[Dataset items]

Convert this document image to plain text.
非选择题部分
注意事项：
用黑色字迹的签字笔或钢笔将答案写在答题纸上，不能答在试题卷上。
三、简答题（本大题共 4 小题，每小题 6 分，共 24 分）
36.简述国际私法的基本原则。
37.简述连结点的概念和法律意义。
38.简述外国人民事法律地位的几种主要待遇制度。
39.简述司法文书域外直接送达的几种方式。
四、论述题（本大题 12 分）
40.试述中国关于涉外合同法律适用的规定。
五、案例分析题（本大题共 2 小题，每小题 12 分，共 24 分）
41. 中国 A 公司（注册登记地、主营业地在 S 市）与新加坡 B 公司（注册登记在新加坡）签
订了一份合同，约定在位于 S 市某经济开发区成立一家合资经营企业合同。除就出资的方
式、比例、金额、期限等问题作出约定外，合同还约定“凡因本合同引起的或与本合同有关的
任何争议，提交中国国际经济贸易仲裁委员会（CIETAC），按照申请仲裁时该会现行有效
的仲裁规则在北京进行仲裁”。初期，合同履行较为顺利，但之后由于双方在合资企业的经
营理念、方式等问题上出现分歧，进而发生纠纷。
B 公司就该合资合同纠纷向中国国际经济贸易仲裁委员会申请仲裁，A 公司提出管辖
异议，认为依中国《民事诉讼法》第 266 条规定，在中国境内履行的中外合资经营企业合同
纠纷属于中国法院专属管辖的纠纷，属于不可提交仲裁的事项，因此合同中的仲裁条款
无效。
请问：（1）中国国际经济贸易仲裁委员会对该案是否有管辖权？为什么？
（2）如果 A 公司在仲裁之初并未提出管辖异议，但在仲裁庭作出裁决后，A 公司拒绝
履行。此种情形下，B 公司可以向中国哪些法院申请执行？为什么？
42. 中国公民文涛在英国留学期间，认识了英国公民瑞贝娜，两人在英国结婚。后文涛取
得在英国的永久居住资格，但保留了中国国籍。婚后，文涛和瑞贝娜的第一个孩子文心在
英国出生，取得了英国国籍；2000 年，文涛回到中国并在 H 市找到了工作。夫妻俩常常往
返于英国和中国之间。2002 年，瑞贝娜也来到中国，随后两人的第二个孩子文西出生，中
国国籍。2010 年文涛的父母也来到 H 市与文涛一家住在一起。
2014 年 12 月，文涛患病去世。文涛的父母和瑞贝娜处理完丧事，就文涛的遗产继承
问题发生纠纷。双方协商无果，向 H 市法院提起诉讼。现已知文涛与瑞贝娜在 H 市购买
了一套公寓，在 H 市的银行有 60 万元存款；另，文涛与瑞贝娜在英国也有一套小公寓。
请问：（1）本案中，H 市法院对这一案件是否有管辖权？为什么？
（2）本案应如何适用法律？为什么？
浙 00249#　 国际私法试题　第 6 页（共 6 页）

## THE EXERCISE:
Retype all the records, matching them exactly.

## WRITTEN REPLY:
Convert this document image to plain text.
非选择题部分
注意事项：
用黑色字迹的签字笔或钢笔将答案写在答题纸上，不能答在试题卷上。
三、简答题（本大题共 4 小题，每小题 6 分，共 24 分）
36.简述国际私法的基本原则。
37.简述连结点的概念和法律意义。
38.简述外国人民事法律地位的几种主要待遇制度。
39.简述司法文书域外直接送达的几种方式。
四、论述题（本大题 12 分）
40.试述中国关于涉外合同法律适用的规定。
五、案例分析题（本大题共 2 小题，每小题 12 分，共 24 分）
41. 中国 A 公司（注册登记地、主营业地在 S 市）与新加坡 B 公司（注册登记在新加坡）签
订了一份合同，约定在位于 S 市某经济开发区成立一家合资经营企业合同。除就出资的方
式、比例、金额、期限等问题作出约定外，合同还约定“凡因本合同引起的或与本合同有关的
任何争议，提交中国国际经济贸易仲裁委员会（CIETAC），按照申请仲裁时该会现行有效
的仲裁规则在北京进行仲裁”。初期，合同履行较为顺利，但之后由于双方在合资企业的经
营理念、方式等问题上出现分歧，进而发生纠纷。
B 公司就该合资合同纠纷向中国国际经济贸易仲裁委员会申请仲裁，A 公司提出管辖
异议，认为依中国《民事诉讼法》第 266 条规定，在中国境内履行的中外合资经营企业合同
纠纷属于中国法院专属管辖的纠纷，属于不可提交仲裁的事项，因此合同中的仲裁条款
无效。
请问：（1）中国国际经济贸易仲裁委员会对该案是否有管辖权？为什么？
（2）如果 A 公司在仲裁之初并未提出管辖异议，但在仲裁庭作出裁决后，A 公司拒绝
履行。此种情形下，B 公司可以向中国哪些法院申请执行？为什么？
42. 中国公民文涛在英国留学期间，认识了英国公民瑞贝娜，两人在英国结婚。后文涛取
得在英国的永久居住资格，但保留了中国国籍。婚后，文涛和瑞贝娜的第一个孩子文心在
英国出生，取得了英国国籍；2000 年，文涛回到中国并在 H 市找到了工作。夫妻俩常常往
返于英国和中国之间。2002 年，瑞贝娜也来到中国，随后两人的第二个孩子文西出生，中
国国籍。2010 年文涛的父母也来到 H 市与文涛一家住在一起。
2014 年 12 月，文涛患病去世。文涛的父母和瑞贝娜处理完丧事，就文涛的遗产继承
问题发生纠纷。双方协商无果，向 H 市法院提起诉讼。现已知文涛与瑞贝娜在 H 市购买
了一套公寓，在 H 市的银行有 60 万元存款；另，文涛与瑞贝娜在英国也有一套小公寓。
请问：（1）本案中，H 市法院对这一案件是否有管辖权？为什么？
（2）本案应如何适用法律？为什么？
浙 00249#　 国际私法试题　第 6 页（共 6 页）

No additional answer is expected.